Brief 1:
Below, after a passage, come the rows. Repeat them verbatim from the start of the rows through the line containing "- scene-tree-row[interactable]: ▼".
-- begin Extracted text --
In other words, goods will be treated as RCEP originating goods if they are wholly obtained or produced entirely in one or more of the Parties to the RCEP Agreement and either:

  • the importer of the goods has, at the time the goods are imported, a Proof of Origin, or a copy of one, for the goods or
  • Australia has waived the requirement for a Proof of Origin for the goods.[69]

For example, if Australian importers can produce a Proof of Origin to indicate that the products they are importing are wholly obtained or produced in a Party to the RCEP Agreement,[70] then the goods will be treated as RCEP originating goods and receive preferential tariff treatment.

Explainer: what is considered as a Proof of Origin under the RCEP?

In Article 3.16 of Chapter 3 of the RCEP Agreement, any of the following shall be considered as a Proof of Origin:

- a Certificate of Origin issued by an issuing body in accordance with Article 3.17 (Certificate of Origin)
- a Declaration of Origin by an approved exporter in accordance with subparagraph 1(a) of Article 3.18 (Declaration of Origin)
- a Declaration of Origin by an exporter or producer in accordance with subparagraph 1(b) of Article 3.18 (Declaration of Origin), and subject to implementation in accordance with that Article, based on information available that the good is originating.[71]

Put simply, the RCEP Agreement gives exporters the flexibility to either use a Government‑authorised Certificate of Origin or make a self-declaration (through a Declaration of Origin) to demonstrate the origins of their products. As noted above, the ACCI supported this flexibility.

Industry groups such as the ACCI and the Australian Industry Group are authorised to issue Certificates of Origin for Australian goods.

Only RCEP approved exporters can make a self-declaration through a Declaration of Origin. According to the Explanatory Memorandum:

There will be a process for businesses to become accredited as an RCEP Approved Exporter, which is expected to involve a substantive compliance cost in the form of an application fee, and the cost of preparing and submitting an application.[72]

Rule 2—Goods produced in RCEP Parties from originating materials are treated as RCEP originating goods (proposed Subdivision C)

Subdivision C contains proposed section 153ZQD which defines goods produced entirely in a [RCEP] Party from originating materials only as RCEP originating goods.[73] Originating materials do not need to be specifically from the RCEP country producing the goods, they can be from ‘one or more of the [RCEP] Parties’.[74]

In other words, goods are RCEP originating goods if ‘they are produced entirely in a Party, from originating materials only’ and the importer has a Proof of Origin, or the need for this has been waived by Australia.[75]

Originating materials are defined as:

Indirect materials are defined as:

  • goods or energy used in the production, testing or inspection of goods, but not physically incorporated in the goods
  • goods or energy used in the maintenance of buildings or the operation of equipment associated with the production of goods.[77]
Rule 3—goods produced in RCEP Parties, from non-originating materials (proposed Subdivision D)
-- end Extracted text --
Brief 2:
From the passage on RCEP originating goods above, duplicate verbatim the part from "- a Certificate" to "1(a) of Article 3.18 (Declaration of Origin)".
-- begin Record set --
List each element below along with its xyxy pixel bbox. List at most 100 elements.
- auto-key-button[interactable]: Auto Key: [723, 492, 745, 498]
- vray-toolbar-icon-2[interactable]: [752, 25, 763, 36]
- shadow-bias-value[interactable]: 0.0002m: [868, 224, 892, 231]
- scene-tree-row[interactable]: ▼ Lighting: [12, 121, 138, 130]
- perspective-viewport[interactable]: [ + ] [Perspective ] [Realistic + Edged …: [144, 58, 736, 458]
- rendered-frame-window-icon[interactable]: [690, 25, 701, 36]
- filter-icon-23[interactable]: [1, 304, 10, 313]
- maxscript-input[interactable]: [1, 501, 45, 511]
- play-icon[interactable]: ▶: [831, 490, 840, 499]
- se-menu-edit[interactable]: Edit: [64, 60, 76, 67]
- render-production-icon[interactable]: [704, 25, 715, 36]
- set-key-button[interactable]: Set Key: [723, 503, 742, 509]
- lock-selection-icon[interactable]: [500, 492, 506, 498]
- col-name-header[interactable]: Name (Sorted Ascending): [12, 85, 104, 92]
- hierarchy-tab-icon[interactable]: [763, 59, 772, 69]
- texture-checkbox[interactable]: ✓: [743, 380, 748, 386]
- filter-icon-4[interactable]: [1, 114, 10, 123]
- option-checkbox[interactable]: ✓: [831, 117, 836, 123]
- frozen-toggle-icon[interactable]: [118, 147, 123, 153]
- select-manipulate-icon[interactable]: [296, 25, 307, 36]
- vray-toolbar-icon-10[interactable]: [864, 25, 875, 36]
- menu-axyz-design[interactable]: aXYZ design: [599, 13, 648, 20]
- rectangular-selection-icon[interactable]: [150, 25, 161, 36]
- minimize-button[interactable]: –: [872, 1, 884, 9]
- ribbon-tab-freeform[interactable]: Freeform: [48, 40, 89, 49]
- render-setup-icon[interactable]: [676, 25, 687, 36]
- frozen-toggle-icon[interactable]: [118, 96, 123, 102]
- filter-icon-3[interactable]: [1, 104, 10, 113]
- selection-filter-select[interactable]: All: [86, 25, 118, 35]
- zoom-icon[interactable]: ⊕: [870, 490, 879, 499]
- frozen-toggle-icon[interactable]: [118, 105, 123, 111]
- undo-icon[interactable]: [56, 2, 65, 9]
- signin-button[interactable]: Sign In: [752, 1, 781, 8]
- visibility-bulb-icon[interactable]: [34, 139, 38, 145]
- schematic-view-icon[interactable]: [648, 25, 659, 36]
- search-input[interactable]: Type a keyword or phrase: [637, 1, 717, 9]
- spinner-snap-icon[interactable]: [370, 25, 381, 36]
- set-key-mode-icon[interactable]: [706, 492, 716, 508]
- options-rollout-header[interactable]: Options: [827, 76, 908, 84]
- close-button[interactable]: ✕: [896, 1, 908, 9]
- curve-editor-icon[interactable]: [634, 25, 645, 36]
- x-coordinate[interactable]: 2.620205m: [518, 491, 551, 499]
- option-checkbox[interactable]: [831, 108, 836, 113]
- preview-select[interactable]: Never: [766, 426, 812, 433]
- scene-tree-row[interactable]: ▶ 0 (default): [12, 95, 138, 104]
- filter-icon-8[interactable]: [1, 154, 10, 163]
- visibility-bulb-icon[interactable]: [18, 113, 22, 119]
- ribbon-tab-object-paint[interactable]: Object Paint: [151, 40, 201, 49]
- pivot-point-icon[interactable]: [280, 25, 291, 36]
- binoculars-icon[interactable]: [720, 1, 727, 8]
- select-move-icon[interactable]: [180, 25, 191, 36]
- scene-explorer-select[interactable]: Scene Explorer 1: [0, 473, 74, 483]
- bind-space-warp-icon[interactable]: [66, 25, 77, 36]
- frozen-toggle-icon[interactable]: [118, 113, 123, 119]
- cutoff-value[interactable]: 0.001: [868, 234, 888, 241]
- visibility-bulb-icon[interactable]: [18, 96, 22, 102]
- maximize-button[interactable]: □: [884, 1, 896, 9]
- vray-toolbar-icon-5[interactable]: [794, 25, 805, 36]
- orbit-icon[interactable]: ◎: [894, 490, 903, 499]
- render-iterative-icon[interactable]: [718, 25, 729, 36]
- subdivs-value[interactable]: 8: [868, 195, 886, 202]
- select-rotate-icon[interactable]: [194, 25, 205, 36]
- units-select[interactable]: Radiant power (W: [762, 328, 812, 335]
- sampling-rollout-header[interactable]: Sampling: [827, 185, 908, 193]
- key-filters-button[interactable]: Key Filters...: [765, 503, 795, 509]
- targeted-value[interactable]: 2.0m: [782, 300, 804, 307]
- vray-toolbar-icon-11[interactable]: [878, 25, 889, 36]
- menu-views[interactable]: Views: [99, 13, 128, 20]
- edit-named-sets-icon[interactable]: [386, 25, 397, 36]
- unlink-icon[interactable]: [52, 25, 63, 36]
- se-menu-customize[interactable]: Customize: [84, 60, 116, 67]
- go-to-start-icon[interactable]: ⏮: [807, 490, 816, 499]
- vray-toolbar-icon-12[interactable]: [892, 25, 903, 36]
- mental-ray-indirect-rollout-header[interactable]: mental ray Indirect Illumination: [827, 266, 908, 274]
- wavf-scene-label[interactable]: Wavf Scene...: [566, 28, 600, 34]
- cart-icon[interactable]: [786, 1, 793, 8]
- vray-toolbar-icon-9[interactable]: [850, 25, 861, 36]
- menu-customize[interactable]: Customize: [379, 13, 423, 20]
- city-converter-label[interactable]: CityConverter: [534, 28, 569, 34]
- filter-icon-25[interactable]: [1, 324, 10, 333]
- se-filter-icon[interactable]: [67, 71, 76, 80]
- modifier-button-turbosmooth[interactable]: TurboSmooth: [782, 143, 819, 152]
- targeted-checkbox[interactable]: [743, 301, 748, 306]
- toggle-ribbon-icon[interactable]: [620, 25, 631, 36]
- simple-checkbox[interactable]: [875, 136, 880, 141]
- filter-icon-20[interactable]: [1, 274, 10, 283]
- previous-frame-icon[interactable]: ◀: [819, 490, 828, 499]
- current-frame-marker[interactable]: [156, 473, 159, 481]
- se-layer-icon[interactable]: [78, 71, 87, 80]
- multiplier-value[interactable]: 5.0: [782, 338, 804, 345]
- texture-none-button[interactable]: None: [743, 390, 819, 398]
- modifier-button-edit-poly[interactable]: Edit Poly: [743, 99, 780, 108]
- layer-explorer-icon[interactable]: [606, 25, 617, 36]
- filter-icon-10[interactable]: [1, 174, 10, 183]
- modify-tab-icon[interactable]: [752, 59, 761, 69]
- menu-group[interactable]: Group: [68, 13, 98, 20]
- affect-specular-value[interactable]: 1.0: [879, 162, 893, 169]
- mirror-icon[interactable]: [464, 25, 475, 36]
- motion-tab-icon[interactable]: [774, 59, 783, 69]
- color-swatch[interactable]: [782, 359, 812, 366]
-- end Record set --
Written reply 1:
List each element below along with its xyxy pixel bbox. List at most 100 elements.
- auto-key-button[interactable]: Auto Key: [723, 492, 745, 498]
- vray-toolbar-icon-2[interactable]: [752, 25, 763, 36]
- shadow-bias-value[interactable]: 0.0002m: [868, 224, 892, 231]
- scene-tree-row[interactable]: ▼ Lighting: [12, 121, 138, 130]

Written reply 2:
- a Certificate of Origin issued by an issuing body in accordance with Article 3.17 (Certificate of Origin)
- a Declaration of Origin by an approved exporter in accordance with subparagraph 1(a) of Article 3.18 (Declaration of Origin)